> **Input data**:
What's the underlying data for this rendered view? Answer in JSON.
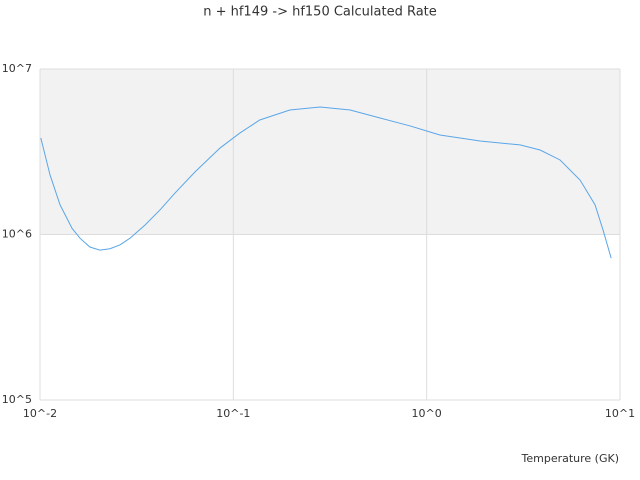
{
  "chart_data": {
    "type": "line",
    "title": "n + hf149 -> hf150 Calculated Rate",
    "x_label": "Temperature (GK)",
    "x": [
      0.0101,
      0.01127,
      0.0127,
      0.01465,
      0.0161,
      0.0181,
      0.0204,
      0.023,
      0.0259,
      0.0292,
      0.0349,
      0.0418,
      0.0499,
      0.0634,
      0.0853,
      0.108,
      0.137,
      0.196,
      0.281,
      0.402,
      0.574,
      0.821,
      1.17,
      1.89,
      3.04,
      3.86,
      4.9,
      6.22,
      7.43,
      8.18,
      9.0
    ],
    "series": [
      {
        "name": "n + hf149 -> hf150",
        "color": "#5aa6e8",
        "values": [
          3830000,
          2290000,
          1510000,
          1090000,
          950000,
          840000,
          805000,
          820000,
          865000,
          950000,
          1140000,
          1410000,
          1780000,
          2390000,
          3330000,
          4100000,
          4920000,
          5650000,
          5890000,
          5650000,
          5060000,
          4530000,
          3990000,
          3670000,
          3480000,
          3240000,
          2820000,
          2130000,
          1510000,
          1060000,
          720000
        ]
      }
    ],
    "xscale": "log",
    "yscale": "log",
    "xlim": [
      0.01,
      10
    ],
    "ylim": [
      100000,
      10000000
    ],
    "xticks": [
      {
        "value": 0.01,
        "label": "10^-2"
      },
      {
        "value": 0.1,
        "label": "10^-1"
      },
      {
        "value": 1,
        "label": "10^0"
      },
      {
        "value": 10,
        "label": "10^1"
      }
    ],
    "yticks": [
      {
        "value": 100000,
        "label": "10^5"
      },
      {
        "value": 1000000,
        "label": "10^6"
      },
      {
        "value": 10000000,
        "label": "10^7"
      }
    ],
    "grid": true
  }
}
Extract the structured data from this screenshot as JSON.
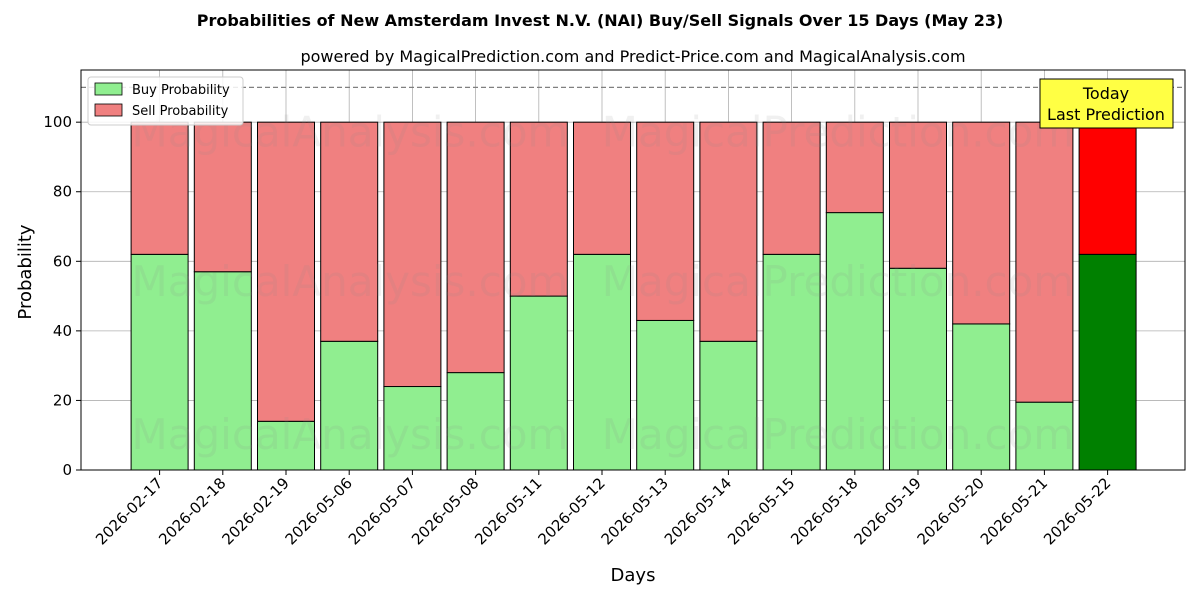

> **What to produce**: Work out the number of lines above that include the string "this" and write only that number.

> **Solution below**: 2